▸ **STATED EXERCISE**: Extract the line that contains "Give me the" and every line after it to the end of the records below, exactly as written and nothing else.

Dataset excerpt:
════════

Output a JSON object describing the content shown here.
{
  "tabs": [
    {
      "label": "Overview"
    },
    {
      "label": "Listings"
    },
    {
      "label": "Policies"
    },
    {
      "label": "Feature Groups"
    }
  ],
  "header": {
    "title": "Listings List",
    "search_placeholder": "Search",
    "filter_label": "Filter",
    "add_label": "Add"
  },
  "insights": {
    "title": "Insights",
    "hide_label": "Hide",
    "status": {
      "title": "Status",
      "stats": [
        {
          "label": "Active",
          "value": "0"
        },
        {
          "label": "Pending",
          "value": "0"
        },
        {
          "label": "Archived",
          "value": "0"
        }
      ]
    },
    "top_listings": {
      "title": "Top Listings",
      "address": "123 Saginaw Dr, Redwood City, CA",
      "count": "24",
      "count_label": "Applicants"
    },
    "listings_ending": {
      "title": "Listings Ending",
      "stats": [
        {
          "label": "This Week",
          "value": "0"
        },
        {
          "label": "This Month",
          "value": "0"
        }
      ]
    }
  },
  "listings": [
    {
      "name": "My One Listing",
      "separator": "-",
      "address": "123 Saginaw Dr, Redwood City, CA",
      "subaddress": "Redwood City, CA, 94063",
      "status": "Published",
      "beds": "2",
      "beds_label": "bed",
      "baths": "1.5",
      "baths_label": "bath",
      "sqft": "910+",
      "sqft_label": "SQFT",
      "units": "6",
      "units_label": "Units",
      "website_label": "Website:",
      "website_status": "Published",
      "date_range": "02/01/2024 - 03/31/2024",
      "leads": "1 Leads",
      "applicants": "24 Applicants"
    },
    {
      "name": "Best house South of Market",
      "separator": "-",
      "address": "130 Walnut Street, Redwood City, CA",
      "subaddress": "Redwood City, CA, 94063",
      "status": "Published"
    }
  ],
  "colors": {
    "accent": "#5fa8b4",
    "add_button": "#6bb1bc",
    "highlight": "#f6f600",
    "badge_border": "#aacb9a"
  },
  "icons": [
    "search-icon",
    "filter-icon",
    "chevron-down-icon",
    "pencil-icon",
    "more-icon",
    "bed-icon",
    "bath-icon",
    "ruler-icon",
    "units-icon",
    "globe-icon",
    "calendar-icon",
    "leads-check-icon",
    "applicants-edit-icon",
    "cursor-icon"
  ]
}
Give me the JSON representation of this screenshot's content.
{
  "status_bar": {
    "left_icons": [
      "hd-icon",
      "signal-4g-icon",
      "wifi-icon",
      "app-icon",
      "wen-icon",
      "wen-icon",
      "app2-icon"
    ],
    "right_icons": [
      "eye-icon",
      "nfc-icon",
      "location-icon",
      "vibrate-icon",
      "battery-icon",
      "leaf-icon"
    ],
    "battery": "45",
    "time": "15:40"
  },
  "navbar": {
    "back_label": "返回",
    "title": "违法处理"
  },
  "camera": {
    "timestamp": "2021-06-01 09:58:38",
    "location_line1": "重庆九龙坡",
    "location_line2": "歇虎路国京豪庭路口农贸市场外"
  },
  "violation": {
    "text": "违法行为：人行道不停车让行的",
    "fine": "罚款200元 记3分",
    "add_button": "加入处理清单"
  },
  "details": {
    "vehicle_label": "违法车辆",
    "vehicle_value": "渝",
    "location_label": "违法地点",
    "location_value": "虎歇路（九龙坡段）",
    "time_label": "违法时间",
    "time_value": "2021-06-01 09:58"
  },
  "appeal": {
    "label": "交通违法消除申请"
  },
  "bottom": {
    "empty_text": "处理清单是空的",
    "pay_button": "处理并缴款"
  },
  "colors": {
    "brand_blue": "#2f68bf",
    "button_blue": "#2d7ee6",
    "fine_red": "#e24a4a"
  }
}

════════

▸ **COMPLETE RESPONSE**:
Give me the JSON representation of this screenshot's content.
{
  "status_bar": {
    "left_icons": [
      "hd-icon",
      "signal-4g-icon",
      "wifi-icon",
      "app-icon",
      "wen-icon",
      "wen-icon",
      "app2-icon"
    ],
    "right_icons": [
      "eye-icon",
      "nfc-icon",
      "location-icon",
      "vibrate-icon",
      "battery-icon",
      "leaf-icon"
    ],
    "battery": "45",
    "time": "15:40"
  },
  "navbar": {
    "back_label": "返回",
    "title": "违法处理"
  },
  "camera": {
    "timestamp": "2021-06-01 09:58:38",
    "location_line1": "重庆九龙坡",
    "location_line2": "歇虎路国京豪庭路口农贸市场外"
  },
  "violation": {
    "text": "违法行为：人行道不停车让行的",
    "fine": "罚款200元 记3分",
    "add_button": "加入处理清单"
  },
  "details": {
    "vehicle_label": "违法车辆",
    "vehicle_value": "渝",
    "location_label": "违法地点",
    "location_value": "虎歇路（九龙坡段）",
    "time_label": "违法时间",
    "time_value": "2021-06-01 09:58"
  },
  "appeal": {
    "label": "交通违法消除申请"
  },
  "bottom": {
    "empty_text": "处理清单是空的",
    "pay_button": "处理并缴款"
  },
  "colors": {
    "brand_blue": "#2f68bf",
    "button_blue": "#2d7ee6",
    "fine_red": "#e24a4a"
  }
}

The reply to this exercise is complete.